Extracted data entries
==*==

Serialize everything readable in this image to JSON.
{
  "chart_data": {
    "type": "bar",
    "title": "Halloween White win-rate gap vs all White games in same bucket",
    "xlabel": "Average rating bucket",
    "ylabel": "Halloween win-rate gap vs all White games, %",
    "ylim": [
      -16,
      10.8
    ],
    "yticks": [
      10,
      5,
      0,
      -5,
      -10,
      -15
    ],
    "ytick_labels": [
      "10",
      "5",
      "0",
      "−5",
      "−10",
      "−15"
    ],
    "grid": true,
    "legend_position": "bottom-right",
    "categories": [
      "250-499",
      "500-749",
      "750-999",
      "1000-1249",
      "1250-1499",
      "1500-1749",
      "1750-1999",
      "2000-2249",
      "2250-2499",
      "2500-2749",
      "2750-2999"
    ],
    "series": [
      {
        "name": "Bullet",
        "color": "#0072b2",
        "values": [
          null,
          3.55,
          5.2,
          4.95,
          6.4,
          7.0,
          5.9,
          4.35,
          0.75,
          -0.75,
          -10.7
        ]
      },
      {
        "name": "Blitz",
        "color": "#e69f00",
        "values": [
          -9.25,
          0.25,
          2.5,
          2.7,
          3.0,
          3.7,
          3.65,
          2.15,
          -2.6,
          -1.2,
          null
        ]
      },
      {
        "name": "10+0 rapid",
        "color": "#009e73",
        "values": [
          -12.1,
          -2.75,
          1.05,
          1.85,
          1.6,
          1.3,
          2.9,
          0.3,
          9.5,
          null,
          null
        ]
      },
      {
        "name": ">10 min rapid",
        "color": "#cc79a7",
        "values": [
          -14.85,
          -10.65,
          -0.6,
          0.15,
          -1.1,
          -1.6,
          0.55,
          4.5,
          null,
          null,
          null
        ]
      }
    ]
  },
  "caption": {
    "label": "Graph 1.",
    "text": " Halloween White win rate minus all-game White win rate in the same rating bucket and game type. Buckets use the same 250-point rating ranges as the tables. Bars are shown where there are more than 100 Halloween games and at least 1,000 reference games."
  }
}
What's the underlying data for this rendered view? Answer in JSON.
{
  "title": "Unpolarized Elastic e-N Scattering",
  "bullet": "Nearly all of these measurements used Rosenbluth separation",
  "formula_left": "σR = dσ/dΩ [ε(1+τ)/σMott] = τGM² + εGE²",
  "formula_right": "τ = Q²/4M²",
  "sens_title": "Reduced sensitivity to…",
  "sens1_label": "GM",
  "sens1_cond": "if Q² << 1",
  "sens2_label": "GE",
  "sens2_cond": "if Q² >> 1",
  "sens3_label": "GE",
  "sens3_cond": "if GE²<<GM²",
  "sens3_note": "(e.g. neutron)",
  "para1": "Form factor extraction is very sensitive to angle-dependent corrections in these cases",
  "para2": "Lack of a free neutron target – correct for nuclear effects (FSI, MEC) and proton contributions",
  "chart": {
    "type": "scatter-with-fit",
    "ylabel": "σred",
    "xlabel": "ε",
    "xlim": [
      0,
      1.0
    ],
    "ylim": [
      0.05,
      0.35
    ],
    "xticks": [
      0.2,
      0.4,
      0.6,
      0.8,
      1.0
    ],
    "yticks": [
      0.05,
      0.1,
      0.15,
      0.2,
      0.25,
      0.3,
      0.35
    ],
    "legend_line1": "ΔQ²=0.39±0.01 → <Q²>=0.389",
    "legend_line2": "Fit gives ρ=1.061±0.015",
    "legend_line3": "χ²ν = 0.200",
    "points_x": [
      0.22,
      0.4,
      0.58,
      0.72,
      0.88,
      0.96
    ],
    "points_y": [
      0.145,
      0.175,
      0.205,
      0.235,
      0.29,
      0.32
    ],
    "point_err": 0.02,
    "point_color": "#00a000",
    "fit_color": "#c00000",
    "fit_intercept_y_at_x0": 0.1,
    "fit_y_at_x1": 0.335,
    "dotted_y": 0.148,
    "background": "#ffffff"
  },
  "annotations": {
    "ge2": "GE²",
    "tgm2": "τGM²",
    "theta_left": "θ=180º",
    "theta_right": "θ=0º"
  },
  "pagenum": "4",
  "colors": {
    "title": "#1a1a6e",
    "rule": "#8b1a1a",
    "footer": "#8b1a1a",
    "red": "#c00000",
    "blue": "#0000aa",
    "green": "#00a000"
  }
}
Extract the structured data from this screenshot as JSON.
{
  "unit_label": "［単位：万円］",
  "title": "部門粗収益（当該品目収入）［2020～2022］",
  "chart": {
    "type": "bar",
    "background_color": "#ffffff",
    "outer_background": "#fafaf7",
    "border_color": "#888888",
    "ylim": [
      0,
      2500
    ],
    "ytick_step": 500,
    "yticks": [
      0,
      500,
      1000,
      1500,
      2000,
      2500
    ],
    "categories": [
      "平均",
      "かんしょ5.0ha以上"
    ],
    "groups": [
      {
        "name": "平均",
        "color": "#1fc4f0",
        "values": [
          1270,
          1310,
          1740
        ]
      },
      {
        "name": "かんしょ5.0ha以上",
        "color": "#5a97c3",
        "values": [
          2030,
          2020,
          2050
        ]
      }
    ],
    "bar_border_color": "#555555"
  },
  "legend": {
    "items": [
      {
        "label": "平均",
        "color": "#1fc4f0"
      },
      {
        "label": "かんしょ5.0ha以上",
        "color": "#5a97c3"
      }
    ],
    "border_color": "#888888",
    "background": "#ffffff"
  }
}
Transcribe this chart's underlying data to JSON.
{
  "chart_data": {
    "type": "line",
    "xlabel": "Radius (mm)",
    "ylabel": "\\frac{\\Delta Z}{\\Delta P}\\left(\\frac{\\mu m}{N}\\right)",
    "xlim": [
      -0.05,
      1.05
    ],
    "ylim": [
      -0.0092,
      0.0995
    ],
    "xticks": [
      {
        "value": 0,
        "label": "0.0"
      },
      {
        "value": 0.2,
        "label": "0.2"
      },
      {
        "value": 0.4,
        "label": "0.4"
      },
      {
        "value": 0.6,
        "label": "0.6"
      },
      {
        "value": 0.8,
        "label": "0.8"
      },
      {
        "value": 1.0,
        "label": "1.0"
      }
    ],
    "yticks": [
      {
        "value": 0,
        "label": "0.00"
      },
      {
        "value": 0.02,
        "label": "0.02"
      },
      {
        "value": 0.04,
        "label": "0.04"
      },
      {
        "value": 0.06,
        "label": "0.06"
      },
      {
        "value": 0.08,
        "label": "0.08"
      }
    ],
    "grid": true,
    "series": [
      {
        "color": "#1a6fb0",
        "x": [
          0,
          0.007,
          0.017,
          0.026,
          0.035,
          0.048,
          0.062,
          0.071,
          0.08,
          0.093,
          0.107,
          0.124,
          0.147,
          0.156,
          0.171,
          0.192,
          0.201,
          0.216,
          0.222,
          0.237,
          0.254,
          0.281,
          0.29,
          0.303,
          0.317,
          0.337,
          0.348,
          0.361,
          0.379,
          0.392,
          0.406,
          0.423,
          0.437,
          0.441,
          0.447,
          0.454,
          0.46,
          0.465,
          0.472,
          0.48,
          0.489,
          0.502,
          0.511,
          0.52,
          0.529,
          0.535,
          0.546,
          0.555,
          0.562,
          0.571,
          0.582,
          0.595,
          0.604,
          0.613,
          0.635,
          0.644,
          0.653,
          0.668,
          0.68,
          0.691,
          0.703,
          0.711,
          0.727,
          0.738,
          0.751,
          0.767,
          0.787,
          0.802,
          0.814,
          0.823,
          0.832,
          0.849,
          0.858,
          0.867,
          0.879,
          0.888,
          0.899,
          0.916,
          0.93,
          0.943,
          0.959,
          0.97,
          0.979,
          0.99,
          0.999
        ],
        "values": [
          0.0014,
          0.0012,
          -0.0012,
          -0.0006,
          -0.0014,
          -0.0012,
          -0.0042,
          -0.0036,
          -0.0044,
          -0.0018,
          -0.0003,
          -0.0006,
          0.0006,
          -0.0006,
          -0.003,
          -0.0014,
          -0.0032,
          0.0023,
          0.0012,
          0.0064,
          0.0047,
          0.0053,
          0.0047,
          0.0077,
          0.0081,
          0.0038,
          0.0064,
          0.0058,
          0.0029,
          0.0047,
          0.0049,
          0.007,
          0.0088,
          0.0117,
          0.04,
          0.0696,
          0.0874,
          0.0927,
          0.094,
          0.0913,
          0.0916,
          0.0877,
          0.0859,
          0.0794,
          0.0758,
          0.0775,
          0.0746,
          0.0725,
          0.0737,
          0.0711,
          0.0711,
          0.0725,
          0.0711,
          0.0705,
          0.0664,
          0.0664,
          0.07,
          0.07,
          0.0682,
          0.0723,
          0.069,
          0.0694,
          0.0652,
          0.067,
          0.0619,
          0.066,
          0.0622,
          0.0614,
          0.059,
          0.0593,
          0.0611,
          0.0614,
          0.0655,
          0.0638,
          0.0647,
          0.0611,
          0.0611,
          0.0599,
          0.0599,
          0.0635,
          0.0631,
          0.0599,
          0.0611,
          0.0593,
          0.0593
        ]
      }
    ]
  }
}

==*==

**WORK TO DO**. Track down every line with the word "JSON" and copy it.

**FINISHED TASK**.
Serialize everything readable in this image to JSON.
What's the underlying data for this rendered view? Answer in JSON.
Extract the structured data from this screenshot as JSON.
Transcribe this chart's underlying data to JSON.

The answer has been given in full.